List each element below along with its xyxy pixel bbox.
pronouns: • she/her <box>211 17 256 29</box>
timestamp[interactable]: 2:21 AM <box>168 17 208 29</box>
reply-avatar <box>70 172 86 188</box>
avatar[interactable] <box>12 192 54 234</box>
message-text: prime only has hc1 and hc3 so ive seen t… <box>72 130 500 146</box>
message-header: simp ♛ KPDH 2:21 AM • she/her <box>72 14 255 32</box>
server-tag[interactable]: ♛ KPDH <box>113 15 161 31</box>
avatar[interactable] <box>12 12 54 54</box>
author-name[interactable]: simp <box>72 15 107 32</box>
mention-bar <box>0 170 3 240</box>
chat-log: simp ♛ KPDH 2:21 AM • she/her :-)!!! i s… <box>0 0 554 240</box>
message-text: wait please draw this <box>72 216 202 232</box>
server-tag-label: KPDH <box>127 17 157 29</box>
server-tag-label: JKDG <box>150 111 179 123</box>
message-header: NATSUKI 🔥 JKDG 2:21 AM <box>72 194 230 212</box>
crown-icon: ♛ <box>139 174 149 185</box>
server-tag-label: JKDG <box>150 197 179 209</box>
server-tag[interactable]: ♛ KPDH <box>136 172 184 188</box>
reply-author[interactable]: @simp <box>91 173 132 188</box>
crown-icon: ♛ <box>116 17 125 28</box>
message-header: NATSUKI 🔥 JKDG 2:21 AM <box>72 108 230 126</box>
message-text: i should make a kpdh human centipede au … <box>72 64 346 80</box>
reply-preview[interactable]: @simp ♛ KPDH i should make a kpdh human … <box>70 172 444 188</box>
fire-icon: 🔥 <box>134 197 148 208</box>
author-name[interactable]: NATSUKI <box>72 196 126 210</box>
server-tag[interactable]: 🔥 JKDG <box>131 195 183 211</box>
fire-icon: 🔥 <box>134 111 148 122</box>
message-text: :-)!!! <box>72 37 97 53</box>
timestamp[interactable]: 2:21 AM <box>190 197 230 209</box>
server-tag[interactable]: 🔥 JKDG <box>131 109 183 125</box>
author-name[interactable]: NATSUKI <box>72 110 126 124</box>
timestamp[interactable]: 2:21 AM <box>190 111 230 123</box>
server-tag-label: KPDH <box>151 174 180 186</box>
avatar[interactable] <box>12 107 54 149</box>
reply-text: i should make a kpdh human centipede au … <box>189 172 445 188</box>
□ □ □ □ □ □ □
• EXERCISE BRIEF
Return every line of the records above verbatim, without altering, omitting, or reordering anything.

• FINAL RESULT
List each element below along with its xyxy pixel bbox.
pronouns: • she/her <box>211 17 256 29</box>
timestamp[interactable]: 2:21 AM <box>168 17 208 29</box>
reply-avatar <box>70 172 86 188</box>
avatar[interactable] <box>12 192 54 234</box>
message-text: prime only has hc1 and hc3 so ive seen t… <box>72 130 500 146</box>
message-header: simp ♛ KPDH 2:21 AM • she/her <box>72 14 255 32</box>
server-tag[interactable]: ♛ KPDH <box>113 15 161 31</box>
avatar[interactable] <box>12 12 54 54</box>
author-name[interactable]: simp <box>72 15 107 32</box>
mention-bar <box>0 170 3 240</box>
chat-log: simp ♛ KPDH 2:21 AM • she/her :-)!!! i s… <box>0 0 554 240</box>
message-text: wait please draw this <box>72 216 202 232</box>
server-tag-label: KPDH <box>127 17 157 29</box>
server-tag-label: JKDG <box>150 111 179 123</box>
message-header: NATSUKI 🔥 JKDG 2:21 AM <box>72 194 230 212</box>
crown-icon: ♛ <box>139 174 149 185</box>
server-tag-label: JKDG <box>150 197 179 209</box>
server-tag[interactable]: ♛ KPDH <box>136 172 184 188</box>
reply-author[interactable]: @simp <box>91 173 132 188</box>
crown-icon: ♛ <box>116 17 125 28</box>
message-header: NATSUKI 🔥 JKDG 2:21 AM <box>72 108 230 126</box>
message-text: i should make a kpdh human centipede au … <box>72 64 346 80</box>
reply-preview[interactable]: @simp ♛ KPDH i should make a kpdh human … <box>70 172 444 188</box>
fire-icon: 🔥 <box>134 197 148 208</box>
author-name[interactable]: NATSUKI <box>72 196 126 210</box>
server-tag[interactable]: 🔥 JKDG <box>131 195 183 211</box>
fire-icon: 🔥 <box>134 111 148 122</box>
message-text: :-)!!! <box>72 37 97 53</box>
timestamp[interactable]: 2:21 AM <box>190 197 230 209</box>
server-tag[interactable]: 🔥 JKDG <box>131 109 183 125</box>
author-name[interactable]: NATSUKI <box>72 110 126 124</box>
timestamp[interactable]: 2:21 AM <box>190 111 230 123</box>
server-tag-label: KPDH <box>151 174 180 186</box>
avatar[interactable] <box>12 107 54 149</box>
reply-text: i should make a kpdh human centipede au … <box>189 172 445 188</box>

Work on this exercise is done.